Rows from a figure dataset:

● ● ● ●

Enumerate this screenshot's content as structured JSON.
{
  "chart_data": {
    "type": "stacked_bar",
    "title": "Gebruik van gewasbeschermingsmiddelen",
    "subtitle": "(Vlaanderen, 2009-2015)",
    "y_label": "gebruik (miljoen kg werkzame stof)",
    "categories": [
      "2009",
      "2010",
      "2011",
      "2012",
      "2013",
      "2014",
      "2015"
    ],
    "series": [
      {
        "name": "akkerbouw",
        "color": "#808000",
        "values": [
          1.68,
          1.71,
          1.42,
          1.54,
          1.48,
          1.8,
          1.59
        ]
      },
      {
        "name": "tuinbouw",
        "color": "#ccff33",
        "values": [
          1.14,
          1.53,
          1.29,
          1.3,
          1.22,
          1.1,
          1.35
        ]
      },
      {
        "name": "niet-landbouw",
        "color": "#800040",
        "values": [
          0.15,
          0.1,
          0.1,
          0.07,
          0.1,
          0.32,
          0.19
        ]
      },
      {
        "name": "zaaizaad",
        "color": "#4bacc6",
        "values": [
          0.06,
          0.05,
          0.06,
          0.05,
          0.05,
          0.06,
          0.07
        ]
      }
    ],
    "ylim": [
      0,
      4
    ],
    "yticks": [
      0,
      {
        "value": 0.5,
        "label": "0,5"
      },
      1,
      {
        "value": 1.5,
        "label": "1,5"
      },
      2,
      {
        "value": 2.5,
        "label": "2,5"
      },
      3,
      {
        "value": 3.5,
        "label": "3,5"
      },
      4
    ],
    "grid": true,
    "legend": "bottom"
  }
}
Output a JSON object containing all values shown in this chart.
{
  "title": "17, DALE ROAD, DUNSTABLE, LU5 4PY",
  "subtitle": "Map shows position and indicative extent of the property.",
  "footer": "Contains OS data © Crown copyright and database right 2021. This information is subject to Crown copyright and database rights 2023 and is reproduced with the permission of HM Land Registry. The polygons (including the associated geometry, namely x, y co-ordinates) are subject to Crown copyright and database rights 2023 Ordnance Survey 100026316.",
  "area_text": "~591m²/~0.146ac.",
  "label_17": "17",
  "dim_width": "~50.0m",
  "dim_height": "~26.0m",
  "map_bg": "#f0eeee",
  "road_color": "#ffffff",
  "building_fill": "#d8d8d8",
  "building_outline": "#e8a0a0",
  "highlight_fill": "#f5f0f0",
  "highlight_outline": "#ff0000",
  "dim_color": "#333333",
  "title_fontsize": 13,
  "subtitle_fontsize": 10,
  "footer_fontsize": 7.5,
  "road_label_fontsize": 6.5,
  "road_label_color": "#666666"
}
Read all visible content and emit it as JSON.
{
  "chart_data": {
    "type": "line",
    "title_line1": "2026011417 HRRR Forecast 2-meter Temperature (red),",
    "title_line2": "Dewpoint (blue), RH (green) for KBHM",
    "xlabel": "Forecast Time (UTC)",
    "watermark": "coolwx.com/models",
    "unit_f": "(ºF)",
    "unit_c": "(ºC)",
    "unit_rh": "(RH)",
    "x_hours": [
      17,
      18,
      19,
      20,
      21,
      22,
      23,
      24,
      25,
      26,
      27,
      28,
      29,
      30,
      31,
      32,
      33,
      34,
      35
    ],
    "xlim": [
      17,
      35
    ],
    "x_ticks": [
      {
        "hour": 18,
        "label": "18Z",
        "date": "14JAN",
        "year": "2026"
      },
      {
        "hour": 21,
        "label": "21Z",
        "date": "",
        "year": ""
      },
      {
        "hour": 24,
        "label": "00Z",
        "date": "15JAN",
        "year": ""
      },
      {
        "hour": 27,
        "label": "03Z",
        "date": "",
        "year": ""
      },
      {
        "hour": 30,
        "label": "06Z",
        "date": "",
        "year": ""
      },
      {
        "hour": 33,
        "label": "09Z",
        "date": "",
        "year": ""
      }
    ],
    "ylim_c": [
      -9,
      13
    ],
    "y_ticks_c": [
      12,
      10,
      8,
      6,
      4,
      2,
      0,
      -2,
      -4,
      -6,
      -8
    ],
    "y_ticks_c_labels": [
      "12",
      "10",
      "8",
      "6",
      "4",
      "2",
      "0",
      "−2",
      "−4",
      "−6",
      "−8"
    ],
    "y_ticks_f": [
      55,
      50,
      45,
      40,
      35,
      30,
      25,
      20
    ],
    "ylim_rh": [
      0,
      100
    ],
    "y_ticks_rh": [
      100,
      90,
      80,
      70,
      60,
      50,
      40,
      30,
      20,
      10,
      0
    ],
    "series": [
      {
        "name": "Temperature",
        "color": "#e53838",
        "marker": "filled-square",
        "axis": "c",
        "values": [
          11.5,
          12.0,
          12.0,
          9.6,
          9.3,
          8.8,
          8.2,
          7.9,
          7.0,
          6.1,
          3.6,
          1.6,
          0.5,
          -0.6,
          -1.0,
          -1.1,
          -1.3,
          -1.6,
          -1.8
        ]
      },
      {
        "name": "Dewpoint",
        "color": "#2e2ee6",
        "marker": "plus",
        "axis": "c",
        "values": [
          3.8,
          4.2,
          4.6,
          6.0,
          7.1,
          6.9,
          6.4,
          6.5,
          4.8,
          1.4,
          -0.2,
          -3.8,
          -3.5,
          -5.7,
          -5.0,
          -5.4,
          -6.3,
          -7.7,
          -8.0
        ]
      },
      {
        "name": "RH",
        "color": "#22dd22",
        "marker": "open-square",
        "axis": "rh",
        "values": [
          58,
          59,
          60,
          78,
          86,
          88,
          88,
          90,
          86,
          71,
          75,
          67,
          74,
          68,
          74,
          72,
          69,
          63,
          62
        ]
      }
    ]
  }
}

● ● ● ●

#### [EXERCISE DETAILS]
Take every line from the data above that holds "JSON" and copy it out.

#### [COMPLETE ANSWER]
Enumerate this screenshot's content as structured JSON.
Output a JSON object containing all values shown in this chart.
Read all visible content and emit it as JSON.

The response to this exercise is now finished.